■ **Directive**:
Write out the material below again, unchanged.

[Data records]

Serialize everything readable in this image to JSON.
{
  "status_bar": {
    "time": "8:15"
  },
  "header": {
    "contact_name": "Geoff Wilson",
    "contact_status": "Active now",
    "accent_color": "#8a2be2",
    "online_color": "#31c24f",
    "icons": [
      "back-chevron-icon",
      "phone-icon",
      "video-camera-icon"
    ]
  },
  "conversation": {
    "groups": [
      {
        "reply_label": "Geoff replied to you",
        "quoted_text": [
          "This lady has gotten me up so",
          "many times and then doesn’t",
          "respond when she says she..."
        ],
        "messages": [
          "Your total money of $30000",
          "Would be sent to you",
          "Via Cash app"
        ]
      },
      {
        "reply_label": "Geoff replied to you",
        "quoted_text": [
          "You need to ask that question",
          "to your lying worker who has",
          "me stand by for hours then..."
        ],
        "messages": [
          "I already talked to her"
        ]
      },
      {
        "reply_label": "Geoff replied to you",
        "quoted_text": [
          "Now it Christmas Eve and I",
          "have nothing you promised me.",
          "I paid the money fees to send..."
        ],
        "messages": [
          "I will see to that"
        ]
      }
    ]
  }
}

■ **Exercise solution**:
Serialize everything readable in this image to JSON.
{
  "status_bar": {
    "time": "8:15"
  },
  "header": {
    "contact_name": "Geoff Wilson",
    "contact_status": "Active now",
    "accent_color": "#8a2be2",
    "online_color": "#31c24f",
    "icons": [
      "back-chevron-icon",
      "phone-icon",
      "video-camera-icon"
    ]
  },
  "conversation": {
    "groups": [
      {
        "reply_label": "Geoff replied to you",
        "quoted_text": [
          "This lady has gotten me up so",
          "many times and then doesn’t",
          "respond when she says she..."
        ],
        "messages": [
          "Your total money of $30000",
          "Would be sent to you",
          "Via Cash app"
        ]
      },
      {
        "reply_label": "Geoff replied to you",
        "quoted_text": [
          "You need to ask that question",
          "to your lying worker who has",
          "me stand by for hours then..."
        ],
        "messages": [
          "I already talked to her"
        ]
      },
      {
        "reply_label": "Geoff replied to you",
        "quoted_text": [
          "Now it Christmas Eve and I",
          "have nothing you promised me.",
          "I paid the money fees to send..."
        ],
        "messages": [
          "I will see to that"
        ]
      }
    ]
  }
}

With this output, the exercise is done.